**Prompt**
The records underneath are to be repeated exactly, with the pictures left out.

**Material shown**
+ + + + + + +

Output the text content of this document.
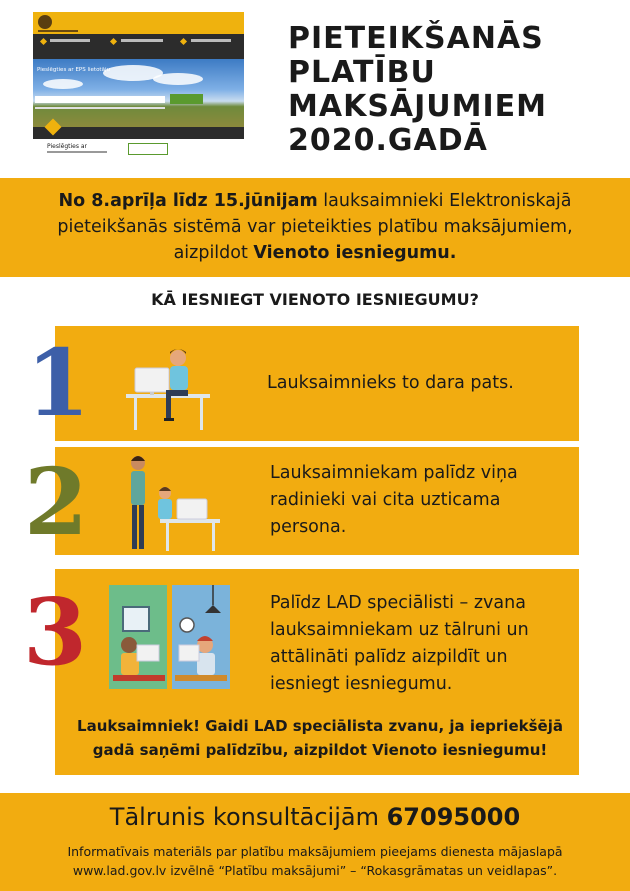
Pieslēgties ar EPS lietotāju
Pieslēgties ar
PIETEIKŠANĀS
PLATĪBU
MAKSĀJUMIEM
2020.GADĀ

No 8.aprīļa līdz 15.jūnijam lauksaimnieki Elektroniskajā pieteikšanās sistēmā var pieteikties platību maksājumiem, aizpildot Vienoto iesniegumu.

KĀ IESNIEGT VIENOTO IESNIEGUMU?
1
2
3
Lauksaimnieks to dara pats.
Lauksaimniekam palīdz viņa radinieki vai cita uzticama persona.
Palīdz LAD speciālisti – zvana lauksaimniekam uz tālruni un attālināti palīdz aizpildīt un iesniegt iesniegumu.
Lauksaimniek! Gaidi LAD speciālista zvanu, ja iepriekšējā gadā saņēmi palīdzību, aizpildot Vienoto iesniegumu!
Tālrunis konsultācijām 67095000
Informatīvais materiāls par platību maksājumiem pieejams dienesta mājaslapā
www.lad.gov.lv izvēlnē “Platību maksājumi” – “Rokasgrāmatas un veidlapas”.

+ + + + + + +

**Solved problem**
Output the text content of this document.
Pieslēgties ar EPS lietotāju
Pieslēgties ar
PIETEIKŠANĀS
PLATĪBU
MAKSĀJUMIEM
2020.GADĀ

No 8.aprīļa līdz 15.jūnijam lauksaimnieki Elektroniskajā pieteikšanās sistēmā var pieteikties platību maksājumiem, aizpildot Vienoto iesniegumu.

KĀ IESNIEGT VIENOTO IESNIEGUMU?
1
2
3
Lauksaimnieks to dara pats.
Lauksaimniekam palīdz viņa radinieki vai cita uzticama persona.
Palīdz LAD speciālisti – zvana lauksaimniekam uz tālruni un attālināti palīdz aizpildīt un iesniegt iesniegumu.
Lauksaimniek! Gaidi LAD speciālista zvanu, ja iepriekšējā gadā saņēmi palīdzību, aizpildot Vienoto iesniegumu!
Tālrunis konsultācijām 67095000
Informatīvais materiāls par platību maksājumiem pieejams dienesta mājaslapā
www.lad.gov.lv izvēlnē “Platību maksājumi” – “Rokasgrāmatas un veidlapas”.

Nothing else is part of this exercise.